Data records
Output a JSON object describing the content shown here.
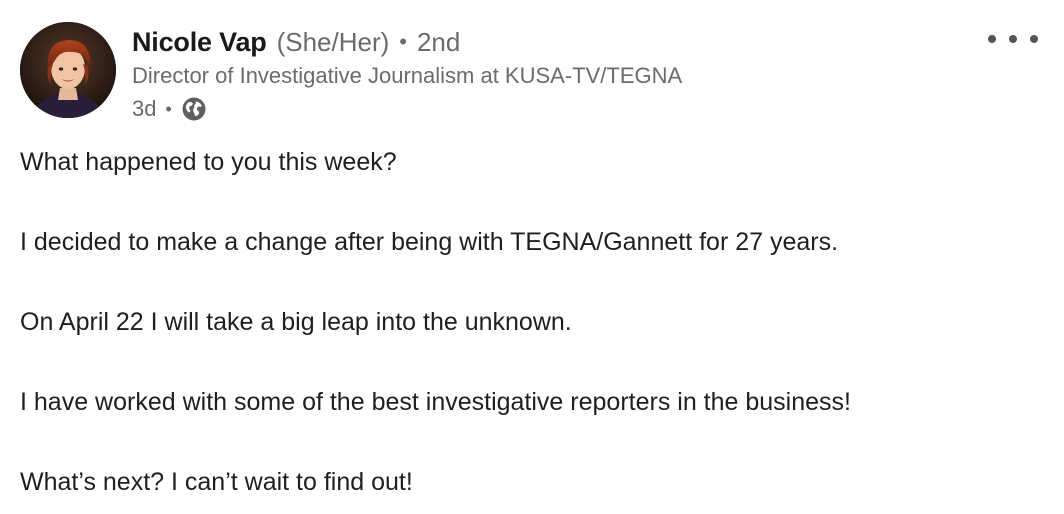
{
  "author": {
    "name": "Nicole Vap",
    "pronouns": "(She/Her)",
    "separator": "•",
    "degree": "2nd",
    "headline": "Director of Investigative Journalism at KUSA-TV/TEGNA",
    "time": "3d",
    "visibility_icon": "globe-icon"
  },
  "post": {
    "paragraphs": [
      "What happened to you this week?",
      "I decided to make a change after being with TEGNA/Gannett for 27 years.",
      "On April 22 I will take a big leap into the unknown.",
      "I have worked with some of the best investigative reporters in the business!",
      "What’s next? I can’t wait to find out!"
    ]
  },
  "controls": {
    "more_icon": "more-options-icon"
  },
  "colors": {
    "text_primary": "#1f1f1f",
    "text_secondary": "#6b6b6b",
    "background": "#ffffff"
  }
}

**Task instructions**
Check the data for the word "with" and pull out the lines that have it.

**Output of the exercise**
      "I decided to make a change after being with TEGNA/Gannett for 27 years.",
      "I have worked with some of the best investigative reporters in the business!",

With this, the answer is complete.